What to work on | Report, as a bare number, how many lines hold "caption".

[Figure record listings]
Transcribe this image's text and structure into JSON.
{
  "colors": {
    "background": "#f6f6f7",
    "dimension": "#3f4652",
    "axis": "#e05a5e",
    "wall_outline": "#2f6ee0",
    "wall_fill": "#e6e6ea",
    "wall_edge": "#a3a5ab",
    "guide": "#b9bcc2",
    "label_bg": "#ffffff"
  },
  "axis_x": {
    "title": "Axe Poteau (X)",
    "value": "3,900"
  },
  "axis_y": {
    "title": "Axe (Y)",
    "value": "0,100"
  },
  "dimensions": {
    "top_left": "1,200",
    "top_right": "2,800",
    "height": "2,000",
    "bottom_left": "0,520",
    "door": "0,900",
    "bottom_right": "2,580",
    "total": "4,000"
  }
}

--

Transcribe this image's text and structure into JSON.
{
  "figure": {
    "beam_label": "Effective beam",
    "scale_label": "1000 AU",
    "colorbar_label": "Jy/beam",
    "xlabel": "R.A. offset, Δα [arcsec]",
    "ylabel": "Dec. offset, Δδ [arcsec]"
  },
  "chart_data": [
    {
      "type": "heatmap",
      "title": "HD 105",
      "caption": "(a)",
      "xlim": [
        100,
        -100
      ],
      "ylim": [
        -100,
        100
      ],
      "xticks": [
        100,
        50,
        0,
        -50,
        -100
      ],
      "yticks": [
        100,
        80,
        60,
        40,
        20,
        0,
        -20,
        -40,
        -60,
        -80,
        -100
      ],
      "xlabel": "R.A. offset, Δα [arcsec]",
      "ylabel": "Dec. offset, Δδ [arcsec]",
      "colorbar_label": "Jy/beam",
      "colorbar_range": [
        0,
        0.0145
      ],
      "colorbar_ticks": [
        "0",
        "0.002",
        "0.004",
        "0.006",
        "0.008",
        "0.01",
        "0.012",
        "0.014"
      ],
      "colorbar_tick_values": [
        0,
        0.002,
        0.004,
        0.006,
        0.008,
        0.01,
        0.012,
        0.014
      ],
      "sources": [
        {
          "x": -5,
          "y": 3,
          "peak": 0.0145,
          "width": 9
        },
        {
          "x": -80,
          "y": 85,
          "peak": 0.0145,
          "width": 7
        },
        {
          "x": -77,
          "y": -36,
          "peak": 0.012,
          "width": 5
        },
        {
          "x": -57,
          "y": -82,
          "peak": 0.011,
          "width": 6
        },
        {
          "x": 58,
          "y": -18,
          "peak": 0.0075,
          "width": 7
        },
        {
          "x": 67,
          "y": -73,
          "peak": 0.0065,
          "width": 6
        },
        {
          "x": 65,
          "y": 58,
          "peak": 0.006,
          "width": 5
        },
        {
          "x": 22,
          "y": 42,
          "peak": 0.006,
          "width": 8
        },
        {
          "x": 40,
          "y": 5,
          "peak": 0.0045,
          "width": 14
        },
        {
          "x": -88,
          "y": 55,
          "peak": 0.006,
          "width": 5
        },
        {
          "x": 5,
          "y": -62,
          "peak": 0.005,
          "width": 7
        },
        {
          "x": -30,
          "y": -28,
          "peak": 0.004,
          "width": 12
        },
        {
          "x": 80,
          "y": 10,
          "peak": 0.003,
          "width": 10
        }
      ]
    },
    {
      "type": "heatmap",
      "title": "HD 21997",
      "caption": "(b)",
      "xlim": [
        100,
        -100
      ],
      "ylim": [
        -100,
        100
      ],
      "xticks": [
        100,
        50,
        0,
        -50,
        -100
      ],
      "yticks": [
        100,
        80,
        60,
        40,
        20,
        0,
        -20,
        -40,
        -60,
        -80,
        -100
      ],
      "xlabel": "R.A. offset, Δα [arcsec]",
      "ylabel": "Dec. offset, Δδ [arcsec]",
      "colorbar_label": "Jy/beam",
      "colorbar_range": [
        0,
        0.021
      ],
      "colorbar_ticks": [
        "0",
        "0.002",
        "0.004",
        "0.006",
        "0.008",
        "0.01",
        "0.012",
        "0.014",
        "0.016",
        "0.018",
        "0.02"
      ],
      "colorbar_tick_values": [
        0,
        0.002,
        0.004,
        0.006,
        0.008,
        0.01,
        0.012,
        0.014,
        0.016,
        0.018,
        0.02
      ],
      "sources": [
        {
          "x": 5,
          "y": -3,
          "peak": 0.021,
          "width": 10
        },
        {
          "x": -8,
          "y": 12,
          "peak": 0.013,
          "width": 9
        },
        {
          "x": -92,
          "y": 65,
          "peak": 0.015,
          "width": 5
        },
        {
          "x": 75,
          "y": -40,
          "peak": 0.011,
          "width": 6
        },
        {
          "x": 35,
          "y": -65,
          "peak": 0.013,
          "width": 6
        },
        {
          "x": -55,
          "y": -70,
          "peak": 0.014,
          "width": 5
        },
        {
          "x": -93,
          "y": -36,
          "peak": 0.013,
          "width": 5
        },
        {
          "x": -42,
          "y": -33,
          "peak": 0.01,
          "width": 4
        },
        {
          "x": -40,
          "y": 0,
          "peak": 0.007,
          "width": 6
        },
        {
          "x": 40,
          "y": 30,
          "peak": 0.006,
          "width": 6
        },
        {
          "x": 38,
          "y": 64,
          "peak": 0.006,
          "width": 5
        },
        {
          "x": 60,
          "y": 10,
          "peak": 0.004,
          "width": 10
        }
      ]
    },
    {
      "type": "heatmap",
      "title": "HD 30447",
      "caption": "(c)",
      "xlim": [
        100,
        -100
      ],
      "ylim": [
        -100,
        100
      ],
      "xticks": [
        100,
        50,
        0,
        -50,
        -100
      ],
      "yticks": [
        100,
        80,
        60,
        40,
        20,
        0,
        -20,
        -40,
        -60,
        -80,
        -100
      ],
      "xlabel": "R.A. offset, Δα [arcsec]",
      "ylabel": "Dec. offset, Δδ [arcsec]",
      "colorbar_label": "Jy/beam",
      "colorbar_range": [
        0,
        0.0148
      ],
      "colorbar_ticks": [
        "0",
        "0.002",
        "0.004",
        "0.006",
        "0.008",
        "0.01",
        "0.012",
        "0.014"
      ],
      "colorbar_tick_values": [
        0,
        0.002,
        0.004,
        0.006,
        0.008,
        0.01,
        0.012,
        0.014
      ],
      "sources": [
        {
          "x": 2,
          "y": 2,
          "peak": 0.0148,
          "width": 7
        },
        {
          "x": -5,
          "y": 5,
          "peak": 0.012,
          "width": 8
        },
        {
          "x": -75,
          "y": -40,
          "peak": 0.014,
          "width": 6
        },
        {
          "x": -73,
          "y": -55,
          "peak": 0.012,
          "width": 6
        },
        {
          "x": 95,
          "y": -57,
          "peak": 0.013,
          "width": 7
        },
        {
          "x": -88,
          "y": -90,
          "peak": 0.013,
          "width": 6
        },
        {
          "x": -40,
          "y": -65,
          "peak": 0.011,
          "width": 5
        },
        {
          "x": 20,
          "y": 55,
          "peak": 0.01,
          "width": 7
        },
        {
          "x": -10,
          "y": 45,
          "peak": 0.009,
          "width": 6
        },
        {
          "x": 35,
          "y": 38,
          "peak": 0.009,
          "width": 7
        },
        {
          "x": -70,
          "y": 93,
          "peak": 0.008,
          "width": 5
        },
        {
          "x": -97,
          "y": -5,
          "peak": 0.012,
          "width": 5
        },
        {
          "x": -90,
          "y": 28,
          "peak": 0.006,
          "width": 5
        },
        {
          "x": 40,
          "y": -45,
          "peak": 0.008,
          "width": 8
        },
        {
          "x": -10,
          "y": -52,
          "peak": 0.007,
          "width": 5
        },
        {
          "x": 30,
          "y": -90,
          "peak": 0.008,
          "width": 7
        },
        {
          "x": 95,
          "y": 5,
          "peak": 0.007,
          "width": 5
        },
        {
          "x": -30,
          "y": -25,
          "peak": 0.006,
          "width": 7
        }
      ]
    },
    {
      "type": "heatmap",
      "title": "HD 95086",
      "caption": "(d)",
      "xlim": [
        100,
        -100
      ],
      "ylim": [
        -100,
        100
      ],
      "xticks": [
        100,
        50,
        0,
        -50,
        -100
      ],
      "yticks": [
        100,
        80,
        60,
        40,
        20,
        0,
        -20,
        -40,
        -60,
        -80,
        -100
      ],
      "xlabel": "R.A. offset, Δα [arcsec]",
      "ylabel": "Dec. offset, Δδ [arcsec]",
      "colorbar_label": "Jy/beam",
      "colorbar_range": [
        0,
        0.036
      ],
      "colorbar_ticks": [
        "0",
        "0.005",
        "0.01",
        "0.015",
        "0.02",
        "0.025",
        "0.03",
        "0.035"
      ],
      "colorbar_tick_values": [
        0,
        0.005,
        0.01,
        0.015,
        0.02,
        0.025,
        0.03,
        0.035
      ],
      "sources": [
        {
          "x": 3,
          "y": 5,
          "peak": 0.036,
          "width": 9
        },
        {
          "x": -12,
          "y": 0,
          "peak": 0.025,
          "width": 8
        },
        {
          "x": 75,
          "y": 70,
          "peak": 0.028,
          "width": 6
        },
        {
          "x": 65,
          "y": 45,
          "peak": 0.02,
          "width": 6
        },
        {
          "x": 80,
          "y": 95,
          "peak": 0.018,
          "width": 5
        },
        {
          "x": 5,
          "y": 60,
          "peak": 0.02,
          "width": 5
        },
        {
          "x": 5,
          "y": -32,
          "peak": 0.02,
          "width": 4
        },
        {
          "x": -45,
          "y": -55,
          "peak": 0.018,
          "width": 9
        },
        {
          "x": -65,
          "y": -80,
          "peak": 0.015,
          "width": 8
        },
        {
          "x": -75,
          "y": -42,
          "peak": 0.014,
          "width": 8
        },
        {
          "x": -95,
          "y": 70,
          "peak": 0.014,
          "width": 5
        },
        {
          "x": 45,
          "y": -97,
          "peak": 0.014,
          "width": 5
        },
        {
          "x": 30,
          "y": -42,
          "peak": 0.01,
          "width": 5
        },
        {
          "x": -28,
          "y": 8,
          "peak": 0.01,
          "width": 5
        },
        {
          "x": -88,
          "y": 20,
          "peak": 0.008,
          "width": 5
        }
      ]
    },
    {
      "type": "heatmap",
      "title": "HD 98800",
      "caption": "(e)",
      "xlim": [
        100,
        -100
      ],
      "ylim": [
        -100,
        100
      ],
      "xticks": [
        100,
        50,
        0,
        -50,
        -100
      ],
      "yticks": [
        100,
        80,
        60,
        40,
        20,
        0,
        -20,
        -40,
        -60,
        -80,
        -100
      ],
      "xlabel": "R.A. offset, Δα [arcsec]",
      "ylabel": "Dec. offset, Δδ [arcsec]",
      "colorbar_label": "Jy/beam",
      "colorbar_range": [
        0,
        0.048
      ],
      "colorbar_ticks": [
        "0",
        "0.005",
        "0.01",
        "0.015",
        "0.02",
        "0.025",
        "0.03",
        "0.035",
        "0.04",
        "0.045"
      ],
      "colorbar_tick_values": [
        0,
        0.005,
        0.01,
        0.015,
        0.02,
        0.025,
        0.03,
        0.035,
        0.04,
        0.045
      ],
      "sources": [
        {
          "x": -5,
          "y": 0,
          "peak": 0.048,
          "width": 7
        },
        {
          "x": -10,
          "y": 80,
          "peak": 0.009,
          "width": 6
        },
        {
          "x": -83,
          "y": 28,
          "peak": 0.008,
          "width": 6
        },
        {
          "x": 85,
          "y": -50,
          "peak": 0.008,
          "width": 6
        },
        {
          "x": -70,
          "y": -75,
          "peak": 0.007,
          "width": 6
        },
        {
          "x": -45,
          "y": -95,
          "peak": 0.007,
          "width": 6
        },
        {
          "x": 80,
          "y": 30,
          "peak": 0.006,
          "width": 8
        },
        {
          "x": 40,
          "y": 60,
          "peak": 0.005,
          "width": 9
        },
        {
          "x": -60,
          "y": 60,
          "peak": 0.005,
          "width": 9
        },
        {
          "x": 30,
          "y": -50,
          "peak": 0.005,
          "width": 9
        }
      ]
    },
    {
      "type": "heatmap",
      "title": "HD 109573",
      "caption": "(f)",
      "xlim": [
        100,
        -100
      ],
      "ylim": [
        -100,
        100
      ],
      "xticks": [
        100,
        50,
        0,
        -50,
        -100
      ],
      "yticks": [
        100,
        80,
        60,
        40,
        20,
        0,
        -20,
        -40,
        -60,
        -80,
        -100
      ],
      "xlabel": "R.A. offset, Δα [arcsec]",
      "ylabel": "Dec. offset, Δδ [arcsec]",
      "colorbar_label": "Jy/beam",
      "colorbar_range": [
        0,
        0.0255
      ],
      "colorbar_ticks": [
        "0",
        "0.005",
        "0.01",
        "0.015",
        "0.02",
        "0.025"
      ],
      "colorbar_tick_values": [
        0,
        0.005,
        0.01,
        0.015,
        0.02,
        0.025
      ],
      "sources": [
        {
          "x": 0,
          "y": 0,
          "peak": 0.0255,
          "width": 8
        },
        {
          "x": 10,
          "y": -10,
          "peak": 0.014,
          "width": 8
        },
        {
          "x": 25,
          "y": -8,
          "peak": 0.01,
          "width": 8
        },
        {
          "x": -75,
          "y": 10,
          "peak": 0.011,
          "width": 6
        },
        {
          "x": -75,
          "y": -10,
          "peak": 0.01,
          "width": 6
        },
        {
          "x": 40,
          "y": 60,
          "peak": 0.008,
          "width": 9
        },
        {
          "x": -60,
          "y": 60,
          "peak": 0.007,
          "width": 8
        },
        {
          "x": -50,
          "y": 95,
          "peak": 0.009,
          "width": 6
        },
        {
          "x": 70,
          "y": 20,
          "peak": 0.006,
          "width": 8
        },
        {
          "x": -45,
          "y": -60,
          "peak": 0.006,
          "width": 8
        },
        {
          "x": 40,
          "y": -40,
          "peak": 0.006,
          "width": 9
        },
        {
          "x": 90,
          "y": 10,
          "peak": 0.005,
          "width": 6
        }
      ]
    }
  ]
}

Complete answer | 6